GIVEN EXERCISE: Copy every entry word for word, but skip the pictures.
[START OF DATA IN THIS EXERCISE]
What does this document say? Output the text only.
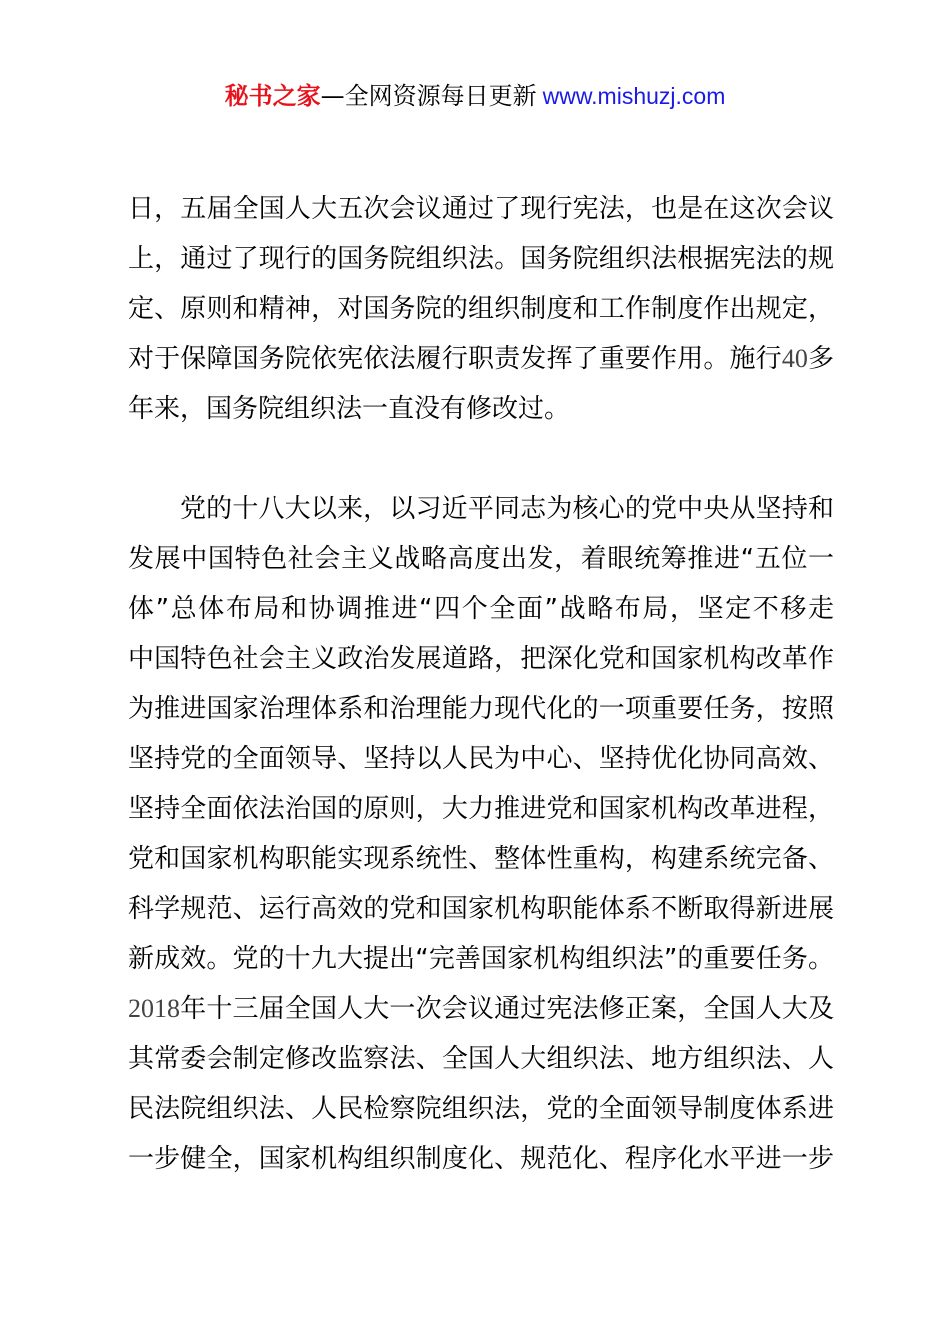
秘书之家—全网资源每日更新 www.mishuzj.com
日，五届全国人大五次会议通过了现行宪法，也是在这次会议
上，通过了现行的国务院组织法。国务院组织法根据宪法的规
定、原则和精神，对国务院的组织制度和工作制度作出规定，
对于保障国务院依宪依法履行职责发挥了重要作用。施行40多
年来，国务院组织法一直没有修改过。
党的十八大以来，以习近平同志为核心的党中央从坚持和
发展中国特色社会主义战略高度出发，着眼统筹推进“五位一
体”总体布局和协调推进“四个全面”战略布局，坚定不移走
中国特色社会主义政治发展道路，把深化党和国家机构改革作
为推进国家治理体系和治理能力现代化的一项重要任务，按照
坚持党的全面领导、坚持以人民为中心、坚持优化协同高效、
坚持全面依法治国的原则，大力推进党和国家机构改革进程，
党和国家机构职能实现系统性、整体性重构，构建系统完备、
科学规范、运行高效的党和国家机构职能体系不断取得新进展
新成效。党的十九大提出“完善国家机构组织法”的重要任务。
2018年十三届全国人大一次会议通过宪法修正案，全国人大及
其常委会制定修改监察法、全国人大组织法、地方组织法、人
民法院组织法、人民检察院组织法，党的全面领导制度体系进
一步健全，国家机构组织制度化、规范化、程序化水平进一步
[END OF DATA IN THIS EXERCISE]
RESULT FOR THIS EXERCISE:
What does this document say? Output the text only.
秘书之家—全网资源每日更新 www.mishuzj.com
日，五届全国人大五次会议通过了现行宪法，也是在这次会议
上，通过了现行的国务院组织法。国务院组织法根据宪法的规
定、原则和精神，对国务院的组织制度和工作制度作出规定，
对于保障国务院依宪依法履行职责发挥了重要作用。施行40多
年来，国务院组织法一直没有修改过。
党的十八大以来，以习近平同志为核心的党中央从坚持和
发展中国特色社会主义战略高度出发，着眼统筹推进“五位一
体”总体布局和协调推进“四个全面”战略布局，坚定不移走
中国特色社会主义政治发展道路，把深化党和国家机构改革作
为推进国家治理体系和治理能力现代化的一项重要任务，按照
坚持党的全面领导、坚持以人民为中心、坚持优化协同高效、
坚持全面依法治国的原则，大力推进党和国家机构改革进程，
党和国家机构职能实现系统性、整体性重构，构建系统完备、
科学规范、运行高效的党和国家机构职能体系不断取得新进展
新成效。党的十九大提出“完善国家机构组织法”的重要任务。
2018年十三届全国人大一次会议通过宪法修正案，全国人大及
其常委会制定修改监察法、全国人大组织法、地方组织法、人
民法院组织法、人民检察院组织法，党的全面领导制度体系进
一步健全，国家机构组织制度化、规范化、程序化水平进一步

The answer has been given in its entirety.